→ **Written task**: Within the material below, find each line bearing the word "Afghan" and present it.

→ **Listed entries**:
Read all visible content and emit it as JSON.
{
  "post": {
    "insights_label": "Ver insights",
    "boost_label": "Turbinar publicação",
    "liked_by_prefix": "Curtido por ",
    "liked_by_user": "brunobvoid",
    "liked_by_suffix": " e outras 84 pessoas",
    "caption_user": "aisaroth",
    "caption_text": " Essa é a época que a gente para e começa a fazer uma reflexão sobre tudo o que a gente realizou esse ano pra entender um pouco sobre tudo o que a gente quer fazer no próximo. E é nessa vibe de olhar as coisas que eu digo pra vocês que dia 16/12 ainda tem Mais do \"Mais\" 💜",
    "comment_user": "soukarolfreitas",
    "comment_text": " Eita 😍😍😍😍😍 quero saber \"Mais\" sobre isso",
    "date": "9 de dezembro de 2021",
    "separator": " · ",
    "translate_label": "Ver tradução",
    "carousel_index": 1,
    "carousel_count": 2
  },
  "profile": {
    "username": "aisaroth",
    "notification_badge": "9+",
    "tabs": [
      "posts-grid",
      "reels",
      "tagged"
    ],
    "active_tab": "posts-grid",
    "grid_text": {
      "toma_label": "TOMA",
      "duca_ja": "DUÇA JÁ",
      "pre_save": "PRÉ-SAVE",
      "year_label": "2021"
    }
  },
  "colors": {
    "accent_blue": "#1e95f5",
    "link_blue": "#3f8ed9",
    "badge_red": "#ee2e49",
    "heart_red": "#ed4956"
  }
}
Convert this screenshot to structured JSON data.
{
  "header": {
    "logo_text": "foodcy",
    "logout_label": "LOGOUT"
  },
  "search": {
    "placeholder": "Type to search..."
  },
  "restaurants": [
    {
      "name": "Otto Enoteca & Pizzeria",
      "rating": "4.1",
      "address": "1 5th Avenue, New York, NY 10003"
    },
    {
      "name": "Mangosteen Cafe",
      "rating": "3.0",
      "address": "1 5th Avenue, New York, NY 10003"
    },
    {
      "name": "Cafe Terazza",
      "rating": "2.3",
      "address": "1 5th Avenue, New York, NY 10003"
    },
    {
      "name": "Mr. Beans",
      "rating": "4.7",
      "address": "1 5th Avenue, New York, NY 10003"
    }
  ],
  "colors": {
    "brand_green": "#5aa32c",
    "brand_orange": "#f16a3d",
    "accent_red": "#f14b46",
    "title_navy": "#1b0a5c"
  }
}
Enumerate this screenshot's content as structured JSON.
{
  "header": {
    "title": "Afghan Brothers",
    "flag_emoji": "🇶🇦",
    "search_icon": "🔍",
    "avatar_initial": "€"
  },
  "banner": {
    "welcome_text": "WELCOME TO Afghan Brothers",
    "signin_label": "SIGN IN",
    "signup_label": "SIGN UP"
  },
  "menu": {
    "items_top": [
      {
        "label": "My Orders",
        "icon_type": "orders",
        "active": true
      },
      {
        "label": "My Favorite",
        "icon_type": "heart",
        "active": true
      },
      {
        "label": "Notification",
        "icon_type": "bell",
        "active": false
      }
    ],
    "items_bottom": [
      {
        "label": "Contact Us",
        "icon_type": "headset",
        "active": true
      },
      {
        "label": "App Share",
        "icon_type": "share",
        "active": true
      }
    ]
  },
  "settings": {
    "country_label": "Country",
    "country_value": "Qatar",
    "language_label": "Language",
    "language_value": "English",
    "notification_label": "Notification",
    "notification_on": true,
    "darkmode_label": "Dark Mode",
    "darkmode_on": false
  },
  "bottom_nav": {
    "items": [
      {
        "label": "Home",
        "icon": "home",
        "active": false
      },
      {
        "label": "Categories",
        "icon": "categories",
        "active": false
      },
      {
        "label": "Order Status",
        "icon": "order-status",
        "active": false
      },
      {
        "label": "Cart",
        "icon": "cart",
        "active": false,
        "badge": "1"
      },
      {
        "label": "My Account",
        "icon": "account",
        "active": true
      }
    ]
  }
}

→ **Written solution**:
    "title": "Afghan Brothers",
    "welcome_text": "WELCOME TO Afghan Brothers",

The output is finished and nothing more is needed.